WHAT YOU WILL DO:
Count, in the entries below, the lines in which "color" occurs. Give the number, nothing more.

EXCERPTED RECORDS:
★ ★ ★
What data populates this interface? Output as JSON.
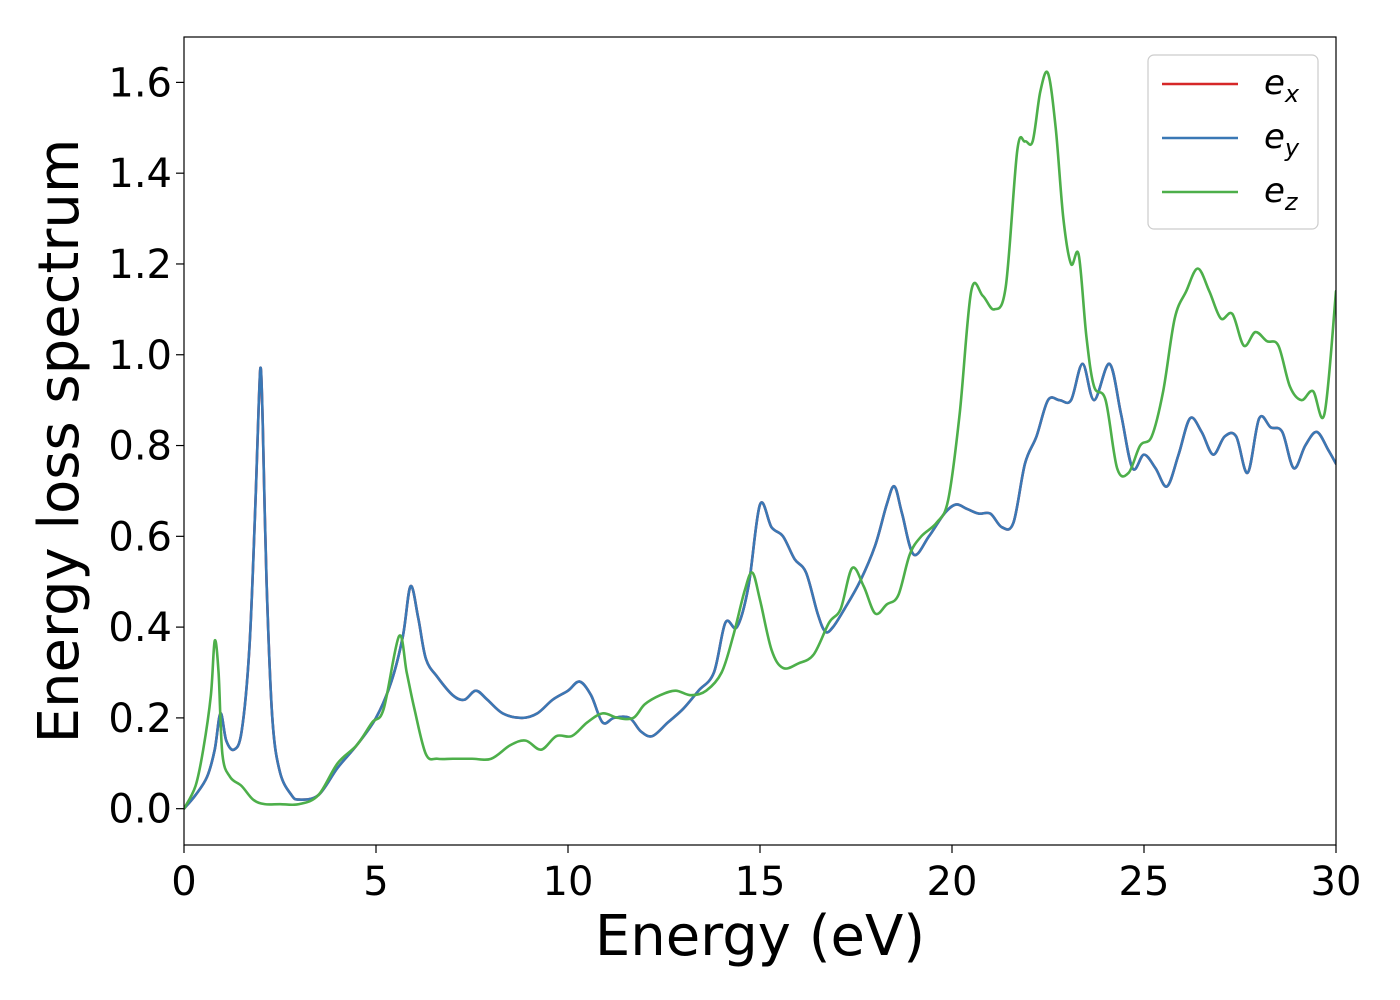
{
  "chart_data": {
    "type": "line",
    "xlabel": "Energy (eV)",
    "ylabel": "Energy loss spectrum",
    "xlim": [
      0,
      30
    ],
    "ylim": [
      -0.08,
      1.7
    ],
    "xticks": [
      0,
      5,
      10,
      15,
      20,
      25,
      30
    ],
    "xtick_labels": [
      "0",
      "5",
      "10",
      "15",
      "20",
      "25",
      "30"
    ],
    "yticks": [
      0.0,
      0.2,
      0.4,
      0.6,
      0.8,
      1.0,
      1.2,
      1.4,
      1.6
    ],
    "ytick_labels": [
      "0.0",
      "0.2",
      "0.4",
      "0.6",
      "0.8",
      "1.0",
      "1.2",
      "1.4",
      "1.6"
    ],
    "grid": false,
    "legend_position": "top-right",
    "series": [
      {
        "name": "e_x",
        "label_base": "e",
        "label_sub": "x",
        "color": "#d62728",
        "x": [
          0,
          0.3,
          0.6,
          0.8,
          0.95,
          1.1,
          1.3,
          1.5,
          1.7,
          1.85,
          1.95,
          2.0,
          2.05,
          2.15,
          2.3,
          2.5,
          2.8,
          3.0,
          3.5,
          4.0,
          4.5,
          5.0,
          5.4,
          5.7,
          5.9,
          6.1,
          6.3,
          6.6,
          7.0,
          7.3,
          7.6,
          7.9,
          8.3,
          8.8,
          9.2,
          9.6,
          10.0,
          10.3,
          10.6,
          10.9,
          11.2,
          11.6,
          11.9,
          12.2,
          12.6,
          13.0,
          13.4,
          13.8,
          14.1,
          14.4,
          14.7,
          15.0,
          15.3,
          15.6,
          15.9,
          16.2,
          16.5,
          16.7,
          16.9,
          17.2,
          17.6,
          18.0,
          18.3,
          18.5,
          18.7,
          19.0,
          19.4,
          19.8,
          20.1,
          20.4,
          20.7,
          21.0,
          21.3,
          21.6,
          21.9,
          22.2,
          22.5,
          22.8,
          23.1,
          23.4,
          23.7,
          24.1,
          24.4,
          24.7,
          25.0,
          25.3,
          25.6,
          25.9,
          26.2,
          26.5,
          26.8,
          27.1,
          27.4,
          27.7,
          28.0,
          28.3,
          28.6,
          28.9,
          29.2,
          29.5,
          29.8,
          30.0
        ],
        "y": [
          0.0,
          0.03,
          0.07,
          0.13,
          0.21,
          0.15,
          0.13,
          0.17,
          0.35,
          0.65,
          0.9,
          0.97,
          0.85,
          0.5,
          0.2,
          0.08,
          0.03,
          0.02,
          0.03,
          0.09,
          0.14,
          0.2,
          0.28,
          0.38,
          0.49,
          0.42,
          0.33,
          0.29,
          0.25,
          0.24,
          0.26,
          0.24,
          0.21,
          0.2,
          0.21,
          0.24,
          0.26,
          0.28,
          0.25,
          0.19,
          0.2,
          0.2,
          0.17,
          0.16,
          0.19,
          0.22,
          0.26,
          0.3,
          0.41,
          0.4,
          0.49,
          0.67,
          0.62,
          0.6,
          0.55,
          0.52,
          0.43,
          0.39,
          0.4,
          0.44,
          0.5,
          0.58,
          0.67,
          0.71,
          0.65,
          0.56,
          0.6,
          0.65,
          0.67,
          0.66,
          0.65,
          0.65,
          0.62,
          0.63,
          0.76,
          0.82,
          0.9,
          0.9,
          0.9,
          0.98,
          0.9,
          0.98,
          0.87,
          0.75,
          0.78,
          0.75,
          0.71,
          0.78,
          0.86,
          0.83,
          0.78,
          0.82,
          0.82,
          0.74,
          0.86,
          0.84,
          0.83,
          0.75,
          0.8,
          0.83,
          0.79,
          0.76
        ]
      },
      {
        "name": "e_y",
        "label_base": "e",
        "label_sub": "y",
        "color": "#3a78b5",
        "x": [
          0,
          0.3,
          0.6,
          0.8,
          0.95,
          1.1,
          1.3,
          1.5,
          1.7,
          1.85,
          1.95,
          2.0,
          2.05,
          2.15,
          2.3,
          2.5,
          2.8,
          3.0,
          3.5,
          4.0,
          4.5,
          5.0,
          5.4,
          5.7,
          5.9,
          6.1,
          6.3,
          6.6,
          7.0,
          7.3,
          7.6,
          7.9,
          8.3,
          8.8,
          9.2,
          9.6,
          10.0,
          10.3,
          10.6,
          10.9,
          11.2,
          11.6,
          11.9,
          12.2,
          12.6,
          13.0,
          13.4,
          13.8,
          14.1,
          14.4,
          14.7,
          15.0,
          15.3,
          15.6,
          15.9,
          16.2,
          16.5,
          16.7,
          16.9,
          17.2,
          17.6,
          18.0,
          18.3,
          18.5,
          18.7,
          19.0,
          19.4,
          19.8,
          20.1,
          20.4,
          20.7,
          21.0,
          21.3,
          21.6,
          21.9,
          22.2,
          22.5,
          22.8,
          23.1,
          23.4,
          23.7,
          24.1,
          24.4,
          24.7,
          25.0,
          25.3,
          25.6,
          25.9,
          26.2,
          26.5,
          26.8,
          27.1,
          27.4,
          27.7,
          28.0,
          28.3,
          28.6,
          28.9,
          29.2,
          29.5,
          29.8,
          30.0
        ],
        "y": [
          0.0,
          0.03,
          0.07,
          0.13,
          0.21,
          0.15,
          0.13,
          0.17,
          0.35,
          0.65,
          0.9,
          0.97,
          0.85,
          0.5,
          0.2,
          0.08,
          0.03,
          0.02,
          0.03,
          0.09,
          0.14,
          0.2,
          0.28,
          0.38,
          0.49,
          0.42,
          0.33,
          0.29,
          0.25,
          0.24,
          0.26,
          0.24,
          0.21,
          0.2,
          0.21,
          0.24,
          0.26,
          0.28,
          0.25,
          0.19,
          0.2,
          0.2,
          0.17,
          0.16,
          0.19,
          0.22,
          0.26,
          0.3,
          0.41,
          0.4,
          0.49,
          0.67,
          0.62,
          0.6,
          0.55,
          0.52,
          0.43,
          0.39,
          0.4,
          0.44,
          0.5,
          0.58,
          0.67,
          0.71,
          0.65,
          0.56,
          0.6,
          0.65,
          0.67,
          0.66,
          0.65,
          0.65,
          0.62,
          0.63,
          0.76,
          0.82,
          0.9,
          0.9,
          0.9,
          0.98,
          0.9,
          0.98,
          0.87,
          0.75,
          0.78,
          0.75,
          0.71,
          0.78,
          0.86,
          0.83,
          0.78,
          0.82,
          0.82,
          0.74,
          0.86,
          0.84,
          0.83,
          0.75,
          0.8,
          0.83,
          0.79,
          0.76
        ]
      },
      {
        "name": "e_z",
        "label_base": "e",
        "label_sub": "z",
        "color": "#4daf4a",
        "x": [
          0,
          0.3,
          0.5,
          0.7,
          0.8,
          0.9,
          1.0,
          1.2,
          1.5,
          1.8,
          2.1,
          2.5,
          3.0,
          3.5,
          4.0,
          4.5,
          4.9,
          5.2,
          5.6,
          5.8,
          6.0,
          6.3,
          6.6,
          7.0,
          7.5,
          8.0,
          8.5,
          8.9,
          9.3,
          9.7,
          10.1,
          10.5,
          10.9,
          11.3,
          11.7,
          12.0,
          12.4,
          12.8,
          13.2,
          13.6,
          14.0,
          14.3,
          14.6,
          14.8,
          15.0,
          15.3,
          15.6,
          16.0,
          16.4,
          16.8,
          17.1,
          17.4,
          17.7,
          18.0,
          18.3,
          18.6,
          18.9,
          19.2,
          19.6,
          19.9,
          20.2,
          20.5,
          20.8,
          21.1,
          21.4,
          21.7,
          21.9,
          22.1,
          22.3,
          22.5,
          22.7,
          22.9,
          23.1,
          23.3,
          23.5,
          23.7,
          24.0,
          24.3,
          24.6,
          24.9,
          25.2,
          25.5,
          25.8,
          26.1,
          26.4,
          26.7,
          27.0,
          27.3,
          27.6,
          27.9,
          28.2,
          28.5,
          28.8,
          29.1,
          29.4,
          29.7,
          30.0
        ],
        "y": [
          0.0,
          0.05,
          0.13,
          0.25,
          0.37,
          0.3,
          0.12,
          0.07,
          0.05,
          0.02,
          0.01,
          0.01,
          0.01,
          0.03,
          0.1,
          0.14,
          0.19,
          0.22,
          0.38,
          0.3,
          0.22,
          0.12,
          0.11,
          0.11,
          0.11,
          0.11,
          0.14,
          0.15,
          0.13,
          0.16,
          0.16,
          0.19,
          0.21,
          0.2,
          0.2,
          0.23,
          0.25,
          0.26,
          0.25,
          0.26,
          0.3,
          0.38,
          0.48,
          0.52,
          0.46,
          0.35,
          0.31,
          0.32,
          0.34,
          0.41,
          0.44,
          0.53,
          0.49,
          0.43,
          0.45,
          0.47,
          0.56,
          0.6,
          0.63,
          0.68,
          0.87,
          1.14,
          1.13,
          1.1,
          1.15,
          1.45,
          1.47,
          1.47,
          1.58,
          1.62,
          1.5,
          1.3,
          1.2,
          1.22,
          1.04,
          0.93,
          0.9,
          0.75,
          0.74,
          0.8,
          0.82,
          0.92,
          1.08,
          1.14,
          1.19,
          1.14,
          1.08,
          1.09,
          1.02,
          1.05,
          1.03,
          1.02,
          0.93,
          0.9,
          0.92,
          0.87,
          1.14
        ]
      }
    ]
  }
}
★ ★ ★
TASK ANSWER:
3